[TEXT — start]

So yeah, if you haven’t gotten them already, catch up with my works and enjoy until next Wednesday!

Catching up on reading

My bedside reading pile looks a little less ominous these days as I’ve thinned it out a little bit, finally finishing up some titles and getting rid of others that didn’t quite work for me. Over the last couple of weeks I’ve been rereading a few books by favorite authors in preparation to read a newer title in the same universe that I haven’t gotten to yet.

Recently I’ve finished Karen Lord’s The Best of All Possible Worlds and The Galaxy Game in preparation to start reading the third in the Cygnus Beta series, The Blue, Beautiful World. I’d read them way back in the summer of 2015, and though I clearly remember loving the books, it seems I’d forgotten why, until reading them again. The style is very much in my wheelhouse, and must have inspired or influenced me in some way, as the books’ style is very similar to mine. I read these right about the same time I’d been working on self-publishing the Bridgetown Trilogy, so I must have been looking for something to inspire my future projects.

There’s also the fact that with age and maturity (even within the last decade), I hadn’t noticed just how brilliant the setting is: it’s a story regarding a dying planet that could have been grimdark and dystopian…but wasn’t. It’s about what happens to the survivors, learning to live and adjust to new planets and new cultures, and focuses on a group of people dedicated to ensuring this emigration is successful. It’s actually kind of hopeful without quite being hopepunk.

This, by the way, is similar to the setting of my current WIP Theadia: a story regarding a possible incoming war between galactic sectors…but isn’t merely about the war itself. It’s about what happens to those about to be affected by it, and focuses on a group of people dedicated to ensuring the damage is minimal. Purely coincidental, by the way, considering I hadn’t reread the two books in nearly a decade, but on the other hand, I’m kind of secretly thrilled that I feel like I’m pulling it off. Rereading this series basically said to me, yeah, you can write this kind of thing and get away with it.

My next reread will be Lavie Tidhar’s Central Station which I remember really liking as well, followed up by his recent book Neom, which takes place in the same universe. I was especially drawn to the first book with its origins as separate shorter stories that ended up telling one larger story, and that in itself inspired me to want to someday write a novel with a similar setup. My sometimes-trunked, sometimes-not project Can’t Find My Way Home briefly had a new life back in 2017, partly inspired by that.

[TEXT — finish]

:: EXERCISE BRIEF ::
Carry on the blog post about rereading books, starting right after its last sentence. The entries have nothing to do with the text.

[DATASET ENTRIES — start]

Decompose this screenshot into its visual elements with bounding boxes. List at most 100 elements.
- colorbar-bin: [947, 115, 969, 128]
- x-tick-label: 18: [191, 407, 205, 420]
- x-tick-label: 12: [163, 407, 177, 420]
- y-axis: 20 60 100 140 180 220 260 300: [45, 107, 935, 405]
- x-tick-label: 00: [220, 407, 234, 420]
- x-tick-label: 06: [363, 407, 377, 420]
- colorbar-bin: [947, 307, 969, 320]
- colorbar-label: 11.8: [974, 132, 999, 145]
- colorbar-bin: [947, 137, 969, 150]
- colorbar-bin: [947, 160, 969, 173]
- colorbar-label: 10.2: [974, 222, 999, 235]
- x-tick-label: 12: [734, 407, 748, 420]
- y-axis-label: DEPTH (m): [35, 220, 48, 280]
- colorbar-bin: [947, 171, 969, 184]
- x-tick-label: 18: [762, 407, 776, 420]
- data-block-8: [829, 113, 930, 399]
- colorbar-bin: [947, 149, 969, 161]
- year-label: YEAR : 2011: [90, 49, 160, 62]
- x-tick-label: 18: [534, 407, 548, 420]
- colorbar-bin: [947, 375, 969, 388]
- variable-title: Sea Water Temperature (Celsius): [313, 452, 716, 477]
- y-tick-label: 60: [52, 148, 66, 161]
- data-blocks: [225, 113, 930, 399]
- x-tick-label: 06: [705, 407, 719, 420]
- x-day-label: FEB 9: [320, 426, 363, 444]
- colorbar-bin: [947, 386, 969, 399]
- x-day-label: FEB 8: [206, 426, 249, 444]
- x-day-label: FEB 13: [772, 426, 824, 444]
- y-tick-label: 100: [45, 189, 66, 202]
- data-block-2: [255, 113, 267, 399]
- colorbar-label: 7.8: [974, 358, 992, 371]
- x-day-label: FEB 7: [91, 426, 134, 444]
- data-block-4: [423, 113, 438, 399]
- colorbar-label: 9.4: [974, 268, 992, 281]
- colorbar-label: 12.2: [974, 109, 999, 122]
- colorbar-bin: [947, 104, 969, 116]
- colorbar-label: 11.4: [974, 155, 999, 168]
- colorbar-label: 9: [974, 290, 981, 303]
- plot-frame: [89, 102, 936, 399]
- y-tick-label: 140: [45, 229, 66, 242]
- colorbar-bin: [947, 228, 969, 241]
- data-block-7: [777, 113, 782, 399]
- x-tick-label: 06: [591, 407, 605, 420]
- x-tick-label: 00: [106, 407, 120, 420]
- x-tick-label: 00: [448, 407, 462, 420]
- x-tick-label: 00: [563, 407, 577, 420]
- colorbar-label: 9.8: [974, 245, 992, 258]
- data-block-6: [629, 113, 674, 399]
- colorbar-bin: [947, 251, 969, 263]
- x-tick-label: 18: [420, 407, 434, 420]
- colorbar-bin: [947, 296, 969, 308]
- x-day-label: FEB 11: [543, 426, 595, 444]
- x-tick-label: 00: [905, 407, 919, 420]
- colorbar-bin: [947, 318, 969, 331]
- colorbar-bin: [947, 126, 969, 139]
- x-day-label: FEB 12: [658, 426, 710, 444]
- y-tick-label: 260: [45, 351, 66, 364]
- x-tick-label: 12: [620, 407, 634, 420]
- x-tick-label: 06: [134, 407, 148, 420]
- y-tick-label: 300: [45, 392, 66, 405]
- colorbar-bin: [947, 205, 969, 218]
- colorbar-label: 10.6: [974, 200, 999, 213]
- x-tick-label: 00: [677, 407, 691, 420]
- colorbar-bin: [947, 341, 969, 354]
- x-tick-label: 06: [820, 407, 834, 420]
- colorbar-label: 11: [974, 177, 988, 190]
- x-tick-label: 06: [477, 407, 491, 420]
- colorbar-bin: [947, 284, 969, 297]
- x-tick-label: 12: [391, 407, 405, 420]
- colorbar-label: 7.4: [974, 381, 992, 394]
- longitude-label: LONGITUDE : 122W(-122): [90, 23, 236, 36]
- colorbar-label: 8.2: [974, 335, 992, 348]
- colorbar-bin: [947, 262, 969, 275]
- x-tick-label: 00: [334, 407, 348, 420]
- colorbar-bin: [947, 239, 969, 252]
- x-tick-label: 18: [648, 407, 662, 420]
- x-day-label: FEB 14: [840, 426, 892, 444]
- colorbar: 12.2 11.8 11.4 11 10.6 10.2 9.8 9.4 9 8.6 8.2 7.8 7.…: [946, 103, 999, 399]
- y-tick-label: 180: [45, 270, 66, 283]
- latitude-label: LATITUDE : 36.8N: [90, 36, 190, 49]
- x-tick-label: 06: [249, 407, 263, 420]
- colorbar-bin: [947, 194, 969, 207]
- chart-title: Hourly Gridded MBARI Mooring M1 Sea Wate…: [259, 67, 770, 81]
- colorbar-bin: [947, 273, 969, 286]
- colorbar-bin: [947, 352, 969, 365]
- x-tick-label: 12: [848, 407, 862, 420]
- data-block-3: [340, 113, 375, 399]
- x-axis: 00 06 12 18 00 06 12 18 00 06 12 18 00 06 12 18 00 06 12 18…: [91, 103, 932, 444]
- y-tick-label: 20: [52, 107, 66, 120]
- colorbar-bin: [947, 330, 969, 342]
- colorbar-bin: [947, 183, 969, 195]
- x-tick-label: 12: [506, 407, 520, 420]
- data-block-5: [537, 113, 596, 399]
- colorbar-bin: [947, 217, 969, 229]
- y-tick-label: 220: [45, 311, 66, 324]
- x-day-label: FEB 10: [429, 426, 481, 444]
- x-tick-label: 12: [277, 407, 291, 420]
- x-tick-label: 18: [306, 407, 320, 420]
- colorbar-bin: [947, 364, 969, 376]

[DATASET ENTRIES — finish]

:: EXPECTED OUTPUT ::
So in short, what I’m thinking is this: perhaps it’s time for me to do some more serious catching up on reading, because obviously I’m finally being reminded where my inspirations and influences come from, and maybe find something new in the process!

Reading…or lack thereof

I’m allowing myself a good reason for not reading anything new for quite some time: I’ve been mostly rereading my active WIPs and reacquainting myself with them for future work. But to be perfectly honest, I haven’t done any major reading in quite some time.

It could be that working through the 1,700-page, two-hardcover version of Mark Lewisohn’s Tune In might have fried my brain earlier in the year, but I just don’t find myself wanting to actively read these last couple of months other than the occasional manga or my own stuff. I’m not even overly excited about all that many recent genre books lately, which is a bit of a surprise. No fault of the authors or their novels, mind you — I’m just assuming this is just a temporary literary burnout. I’m still buying some titles of my favorite authors or books that intrigue me and saving them for later. Supporting the authors and my local indie bookstore and all that.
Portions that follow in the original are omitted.